### What you will do
Every entry must be given again exactly.

### Listing
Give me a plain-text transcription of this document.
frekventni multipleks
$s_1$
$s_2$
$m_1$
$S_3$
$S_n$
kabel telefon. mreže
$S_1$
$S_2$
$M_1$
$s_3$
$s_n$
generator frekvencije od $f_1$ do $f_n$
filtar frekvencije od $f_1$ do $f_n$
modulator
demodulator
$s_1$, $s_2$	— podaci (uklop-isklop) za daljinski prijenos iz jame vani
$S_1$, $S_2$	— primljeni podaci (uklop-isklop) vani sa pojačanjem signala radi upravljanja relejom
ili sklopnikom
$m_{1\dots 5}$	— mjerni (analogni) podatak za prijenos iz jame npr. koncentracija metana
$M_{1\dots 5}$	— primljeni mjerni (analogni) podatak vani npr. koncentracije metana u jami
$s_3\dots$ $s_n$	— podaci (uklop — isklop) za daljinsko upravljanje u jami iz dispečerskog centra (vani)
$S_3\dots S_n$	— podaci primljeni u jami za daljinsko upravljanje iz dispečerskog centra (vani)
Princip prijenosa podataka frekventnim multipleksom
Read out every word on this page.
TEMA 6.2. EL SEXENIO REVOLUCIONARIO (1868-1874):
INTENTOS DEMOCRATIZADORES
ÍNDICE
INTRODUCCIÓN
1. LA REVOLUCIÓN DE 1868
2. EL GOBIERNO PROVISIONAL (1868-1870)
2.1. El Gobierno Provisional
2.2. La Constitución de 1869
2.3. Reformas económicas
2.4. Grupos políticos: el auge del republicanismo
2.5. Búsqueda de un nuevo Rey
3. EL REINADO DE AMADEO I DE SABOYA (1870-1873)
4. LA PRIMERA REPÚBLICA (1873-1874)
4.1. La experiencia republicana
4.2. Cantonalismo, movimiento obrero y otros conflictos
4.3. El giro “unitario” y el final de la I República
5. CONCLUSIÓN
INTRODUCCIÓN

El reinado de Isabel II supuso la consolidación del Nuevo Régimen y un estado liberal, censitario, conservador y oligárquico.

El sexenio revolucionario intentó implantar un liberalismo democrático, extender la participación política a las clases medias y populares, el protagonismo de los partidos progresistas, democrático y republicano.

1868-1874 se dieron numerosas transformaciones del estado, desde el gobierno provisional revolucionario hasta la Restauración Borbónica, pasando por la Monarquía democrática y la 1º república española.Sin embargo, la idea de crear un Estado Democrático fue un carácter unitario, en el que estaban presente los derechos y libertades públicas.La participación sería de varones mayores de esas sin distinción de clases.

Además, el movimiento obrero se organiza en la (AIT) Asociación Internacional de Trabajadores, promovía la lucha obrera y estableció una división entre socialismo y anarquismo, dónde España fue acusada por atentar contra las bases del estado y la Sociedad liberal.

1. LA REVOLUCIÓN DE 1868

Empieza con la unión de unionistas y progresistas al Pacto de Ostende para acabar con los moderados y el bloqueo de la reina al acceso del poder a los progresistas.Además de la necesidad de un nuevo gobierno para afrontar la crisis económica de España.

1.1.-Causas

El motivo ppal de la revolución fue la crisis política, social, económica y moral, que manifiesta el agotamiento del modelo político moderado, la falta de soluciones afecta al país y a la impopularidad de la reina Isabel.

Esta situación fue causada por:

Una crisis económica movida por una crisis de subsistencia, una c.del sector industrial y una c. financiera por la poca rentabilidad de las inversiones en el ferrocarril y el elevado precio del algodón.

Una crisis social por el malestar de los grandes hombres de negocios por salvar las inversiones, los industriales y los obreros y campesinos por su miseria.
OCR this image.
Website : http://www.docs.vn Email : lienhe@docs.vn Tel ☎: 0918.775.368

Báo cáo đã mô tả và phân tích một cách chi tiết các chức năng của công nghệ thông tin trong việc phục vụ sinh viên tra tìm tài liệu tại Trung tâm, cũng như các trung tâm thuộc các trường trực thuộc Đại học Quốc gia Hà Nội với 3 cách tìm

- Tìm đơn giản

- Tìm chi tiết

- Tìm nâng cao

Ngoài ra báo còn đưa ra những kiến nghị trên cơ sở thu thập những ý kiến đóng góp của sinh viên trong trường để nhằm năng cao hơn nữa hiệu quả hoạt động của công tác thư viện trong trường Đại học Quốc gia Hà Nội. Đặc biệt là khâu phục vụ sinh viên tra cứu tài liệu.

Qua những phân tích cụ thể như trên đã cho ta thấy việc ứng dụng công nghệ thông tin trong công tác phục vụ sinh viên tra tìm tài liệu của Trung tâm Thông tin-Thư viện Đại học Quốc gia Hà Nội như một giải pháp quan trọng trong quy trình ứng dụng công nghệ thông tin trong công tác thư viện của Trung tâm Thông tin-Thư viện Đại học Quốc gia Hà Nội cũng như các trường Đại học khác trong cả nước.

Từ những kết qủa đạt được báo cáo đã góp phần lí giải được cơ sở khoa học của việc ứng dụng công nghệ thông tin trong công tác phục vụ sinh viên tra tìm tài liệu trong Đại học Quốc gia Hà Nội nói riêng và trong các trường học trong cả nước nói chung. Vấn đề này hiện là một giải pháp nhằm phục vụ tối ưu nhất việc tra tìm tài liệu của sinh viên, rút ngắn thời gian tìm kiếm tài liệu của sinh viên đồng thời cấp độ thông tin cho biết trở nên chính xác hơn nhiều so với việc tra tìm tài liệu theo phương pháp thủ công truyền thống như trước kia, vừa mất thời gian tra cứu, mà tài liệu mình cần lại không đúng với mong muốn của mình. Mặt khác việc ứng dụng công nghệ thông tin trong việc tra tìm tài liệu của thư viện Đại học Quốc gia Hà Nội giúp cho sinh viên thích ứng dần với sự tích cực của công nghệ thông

### Completed task
Give me a plain-text transcription of this document.
frekventni multipleks
$s_1$
$s_2$
$m_1$
$S_3$
$S_n$
kabel telefon. mreže
$S_1$
$S_2$
$M_1$
$s_3$
$s_n$
generator frekvencije od $f_1$ do $f_n$
filtar frekvencije od $f_1$ do $f_n$
modulator
demodulator
$s_1$, $s_2$	— podaci (uklop-isklop) za daljinski prijenos iz jame vani
$S_1$, $S_2$	— primljeni podaci (uklop-isklop) vani sa pojačanjem signala radi upravljanja relejom
ili sklopnikom
$m_{1\dots 5}$	— mjerni (analogni) podatak za prijenos iz jame npr. koncentracija metana
$M_{1\dots 5}$	— primljeni mjerni (analogni) podatak vani npr. koncentracije metana u jami
$s_3\dots$ $s_n$	— podaci (uklop — isklop) za daljinsko upravljanje u jami iz dispečerskog centra (vani)
$S_3\dots S_n$	— podaci primljeni u jami za daljinsko upravljanje iz dispečerskog centra (vani)
Princip prijenosa podataka frekventnim multipleksom
Read out every word on this page.
TEMA 6.2. EL SEXENIO REVOLUCIONARIO (1868-1874):
INTENTOS DEMOCRATIZADORES
ÍNDICE
INTRODUCCIÓN
1. LA REVOLUCIÓN DE 1868
2. EL GOBIERNO PROVISIONAL (1868-1870)
2.1. El Gobierno Provisional
2.2. La Constitución de 1869
2.3. Reformas económicas
2.4. Grupos políticos: el auge del republicanismo
2.5. Búsqueda de un nuevo Rey
3. EL REINADO DE AMADEO I DE SABOYA (1870-1873)
4. LA PRIMERA REPÚBLICA (1873-1874)
4.1. La experiencia republicana
4.2. Cantonalismo, movimiento obrero y otros conflictos
4.3. El giro “unitario” y el final de la I República
5. CONCLUSIÓN
INTRODUCCIÓN

El reinado de Isabel II supuso la consolidación del Nuevo Régimen y un estado liberal, censitario, conservador y oligárquico.

El sexenio revolucionario intentó implantar un liberalismo democrático, extender la participación política a las clases medias y populares, el protagonismo de los partidos progresistas, democrático y republicano.

1868-1874 se dieron numerosas transformaciones del estado, desde el gobierno provisional revolucionario hasta la Restauración Borbónica, pasando por la Monarquía democrática y la 1º república española.Sin embargo, la idea de crear un Estado Democrático fue un carácter unitario, en el que estaban presente los derechos y libertades públicas.La participación sería de varones mayores de esas sin distinción de clases.

Además, el movimiento obrero se organiza en la (AIT) Asociación Internacional de Trabajadores, promovía la lucha obrera y estableció una división entre socialismo y anarquismo, dónde España fue acusada por atentar contra las bases del estado y la Sociedad liberal.

1. LA REVOLUCIÓN DE 1868

Empieza con la unión de unionistas y progresistas al Pacto de Ostende para acabar con los moderados y el bloqueo de la reina al acceso del poder a los progresistas.Además de la necesidad de un nuevo gobierno para afrontar la crisis económica de España.

1.1.-Causas

El motivo ppal de la revolución fue la crisis política, social, económica y moral, que manifiesta el agotamiento del modelo político moderado, la falta de soluciones afecta al país y a la impopularidad de la reina Isabel.

Esta situación fue causada por:

Una crisis económica movida por una crisis de subsistencia, una c.del sector industrial y una c. financiera por la poca rentabilidad de las inversiones en el ferrocarril y el elevado precio del algodón.

Una crisis social por el malestar de los grandes hombres de negocios por salvar las inversiones, los industriales y los obreros y campesinos por su miseria.
OCR this image.
Website : http://www.docs.vn Email : lienhe@docs.vn Tel ☎: 0918.775.368

Báo cáo đã mô tả và phân tích một cách chi tiết các chức năng của công nghệ thông tin trong việc phục vụ sinh viên tra tìm tài liệu tại Trung tâm, cũng như các trung tâm thuộc các trường trực thuộc Đại học Quốc gia Hà Nội với 3 cách tìm

- Tìm đơn giản

- Tìm chi tiết

- Tìm nâng cao

Ngoài ra báo còn đưa ra những kiến nghị trên cơ sở thu thập những ý kiến đóng góp của sinh viên trong trường để nhằm năng cao hơn nữa hiệu quả hoạt động của công tác thư viện trong trường Đại học Quốc gia Hà Nội. Đặc biệt là khâu phục vụ sinh viên tra cứu tài liệu.

Qua những phân tích cụ thể như trên đã cho ta thấy việc ứng dụng công nghệ thông tin trong công tác phục vụ sinh viên tra tìm tài liệu của Trung tâm Thông tin-Thư viện Đại học Quốc gia Hà Nội như một giải pháp quan trọng trong quy trình ứng dụng công nghệ thông tin trong công tác thư viện của Trung tâm Thông tin-Thư viện Đại học Quốc gia Hà Nội cũng như các trường Đại học khác trong cả nước.

Từ những kết qủa đạt được báo cáo đã góp phần lí giải được cơ sở khoa học của việc ứng dụng công nghệ thông tin trong công tác phục vụ sinh viên tra tìm tài liệu trong Đại học Quốc gia Hà Nội nói riêng và trong các trường học trong cả nước nói chung. Vấn đề này hiện là một giải pháp nhằm phục vụ tối ưu nhất việc tra tìm tài liệu của sinh viên, rút ngắn thời gian tìm kiếm tài liệu của sinh viên đồng thời cấp độ thông tin cho biết trở nên chính xác hơn nhiều so với việc tra tìm tài liệu theo phương pháp thủ công truyền thống như trước kia, vừa mất thời gian tra cứu, mà tài liệu mình cần lại không đúng với mong muốn của mình. Mặt khác việc ứng dụng công nghệ thông tin trong việc tra tìm tài liệu của thư viện Đại học Quốc gia Hà Nội giúp cho sinh viên thích ứng dần với sự tích cực của công nghệ thông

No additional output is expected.